[WRITTEN INSTRUCTION] Reproduce each line exactly, including spacing and punctuation.

[DATA EXTRACT]
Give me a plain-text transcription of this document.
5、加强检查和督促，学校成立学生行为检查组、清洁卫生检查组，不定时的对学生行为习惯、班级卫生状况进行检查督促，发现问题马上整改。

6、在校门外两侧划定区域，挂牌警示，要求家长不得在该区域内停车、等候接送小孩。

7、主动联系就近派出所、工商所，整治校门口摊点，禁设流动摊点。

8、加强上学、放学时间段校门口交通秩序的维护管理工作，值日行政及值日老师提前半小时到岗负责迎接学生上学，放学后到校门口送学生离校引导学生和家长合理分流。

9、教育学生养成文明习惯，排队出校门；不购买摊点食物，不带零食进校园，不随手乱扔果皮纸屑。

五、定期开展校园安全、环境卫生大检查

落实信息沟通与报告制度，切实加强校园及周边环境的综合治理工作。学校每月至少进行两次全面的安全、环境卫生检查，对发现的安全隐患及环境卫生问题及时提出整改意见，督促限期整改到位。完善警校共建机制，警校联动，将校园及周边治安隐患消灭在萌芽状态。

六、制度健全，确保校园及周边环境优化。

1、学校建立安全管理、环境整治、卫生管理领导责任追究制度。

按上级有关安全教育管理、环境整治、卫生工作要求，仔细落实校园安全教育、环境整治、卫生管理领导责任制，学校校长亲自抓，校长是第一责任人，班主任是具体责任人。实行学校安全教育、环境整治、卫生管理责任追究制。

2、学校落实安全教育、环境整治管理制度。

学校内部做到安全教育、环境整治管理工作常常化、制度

[THE OUTPUT]
Give me a plain-text transcription of this document.
5、加强检查和督促，学校成立学生行为检查组、清洁卫生检查组，不定时的对学生行为习惯、班级卫生状况进行检查督促，发现问题马上整改。

6、在校门外两侧划定区域，挂牌警示，要求家长不得在该区域内停车、等候接送小孩。

7、主动联系就近派出所、工商所，整治校门口摊点，禁设流动摊点。

8、加强上学、放学时间段校门口交通秩序的维护管理工作，值日行政及值日老师提前半小时到岗负责迎接学生上学，放学后到校门口送学生离校引导学生和家长合理分流。

9、教育学生养成文明习惯，排队出校门；不购买摊点食物，不带零食进校园，不随手乱扔果皮纸屑。

五、定期开展校园安全、环境卫生大检查

落实信息沟通与报告制度，切实加强校园及周边环境的综合治理工作。学校每月至少进行两次全面的安全、环境卫生检查，对发现的安全隐患及环境卫生问题及时提出整改意见，督促限期整改到位。完善警校共建机制，警校联动，将校园及周边治安隐患消灭在萌芽状态。

六、制度健全，确保校园及周边环境优化。

1、学校建立安全管理、环境整治、卫生管理领导责任追究制度。

按上级有关安全教育管理、环境整治、卫生工作要求，仔细落实校园安全教育、环境整治、卫生管理领导责任制，学校校长亲自抓，校长是第一责任人，班主任是具体责任人。实行学校安全教育、环境整治、卫生管理责任追究制。

2、学校落实安全教育、环境整治管理制度。

学校内部做到安全教育、环境整治管理工作常常化、制度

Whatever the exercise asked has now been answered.